◆ **What you should do**
Write every entry out again exactly, please, and skip the pictures.

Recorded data
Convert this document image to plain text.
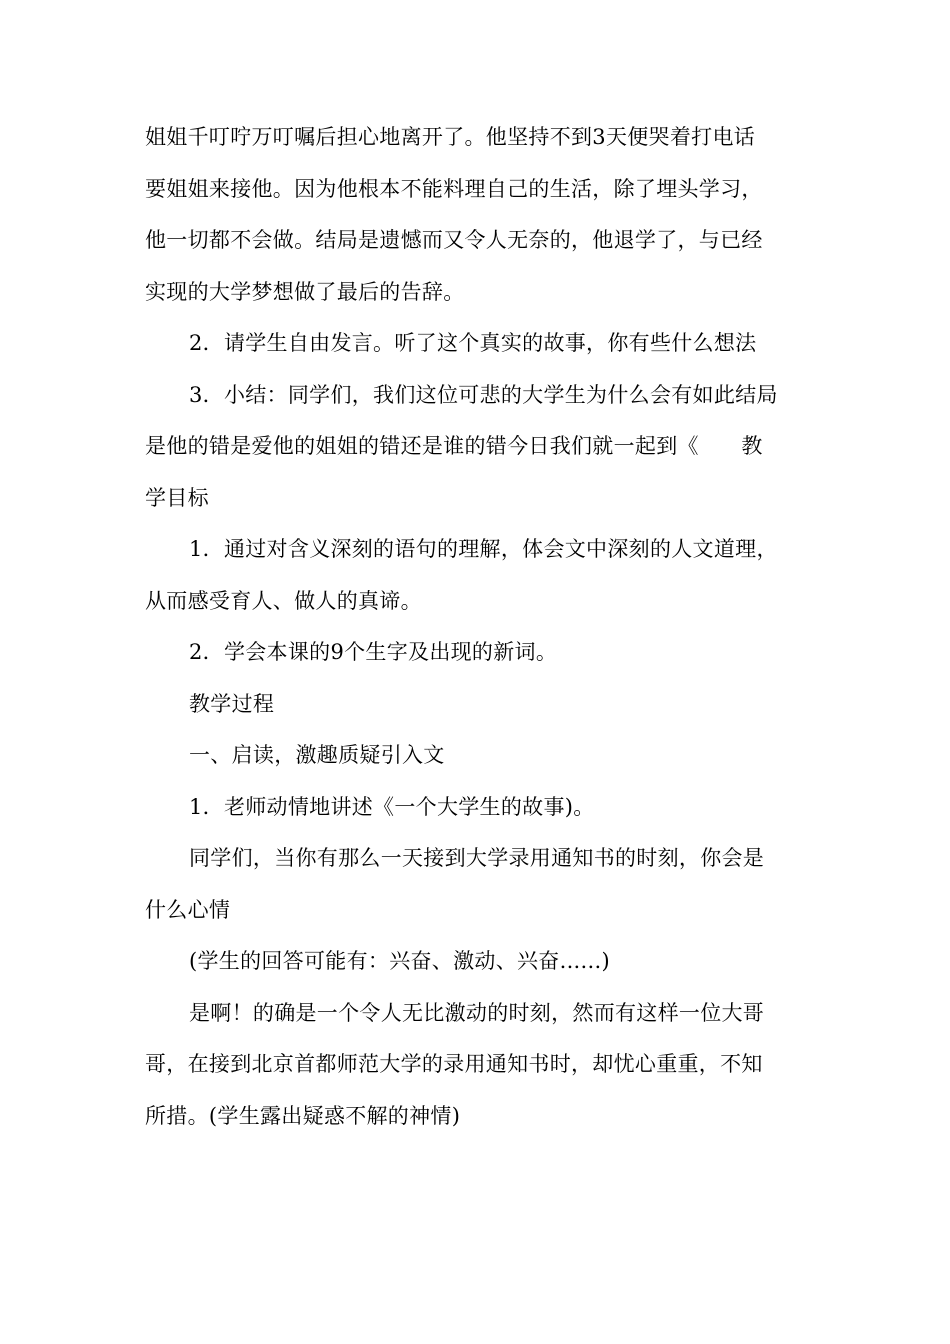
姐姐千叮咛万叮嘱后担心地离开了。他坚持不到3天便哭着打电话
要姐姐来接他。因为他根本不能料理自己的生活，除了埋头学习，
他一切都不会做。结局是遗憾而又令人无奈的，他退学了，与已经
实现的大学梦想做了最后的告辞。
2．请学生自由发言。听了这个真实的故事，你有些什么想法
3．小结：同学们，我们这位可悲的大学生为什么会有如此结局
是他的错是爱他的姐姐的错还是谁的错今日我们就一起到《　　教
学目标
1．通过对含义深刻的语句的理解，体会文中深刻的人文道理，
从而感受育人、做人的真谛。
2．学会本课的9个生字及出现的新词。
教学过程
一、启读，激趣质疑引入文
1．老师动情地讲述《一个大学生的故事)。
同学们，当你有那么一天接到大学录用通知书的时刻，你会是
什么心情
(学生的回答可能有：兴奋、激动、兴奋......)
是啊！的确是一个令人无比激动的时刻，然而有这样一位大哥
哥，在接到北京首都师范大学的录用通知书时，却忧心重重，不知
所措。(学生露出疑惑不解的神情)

◆ **Solution below**
Convert this document image to plain text.
姐姐千叮咛万叮嘱后担心地离开了。他坚持不到3天便哭着打电话
要姐姐来接他。因为他根本不能料理自己的生活，除了埋头学习，
他一切都不会做。结局是遗憾而又令人无奈的，他退学了，与已经
实现的大学梦想做了最后的告辞。
2．请学生自由发言。听了这个真实的故事，你有些什么想法
3．小结：同学们，我们这位可悲的大学生为什么会有如此结局
是他的错是爱他的姐姐的错还是谁的错今日我们就一起到《　　教
学目标
1．通过对含义深刻的语句的理解，体会文中深刻的人文道理，
从而感受育人、做人的真谛。
2．学会本课的9个生字及出现的新词。
教学过程
一、启读，激趣质疑引入文
1．老师动情地讲述《一个大学生的故事)。
同学们，当你有那么一天接到大学录用通知书的时刻，你会是
什么心情
(学生的回答可能有：兴奋、激动、兴奋......)
是啊！的确是一个令人无比激动的时刻，然而有这样一位大哥
哥，在接到北京首都师范大学的录用通知书时，却忧心重重，不知
所措。(学生露出疑惑不解的神情)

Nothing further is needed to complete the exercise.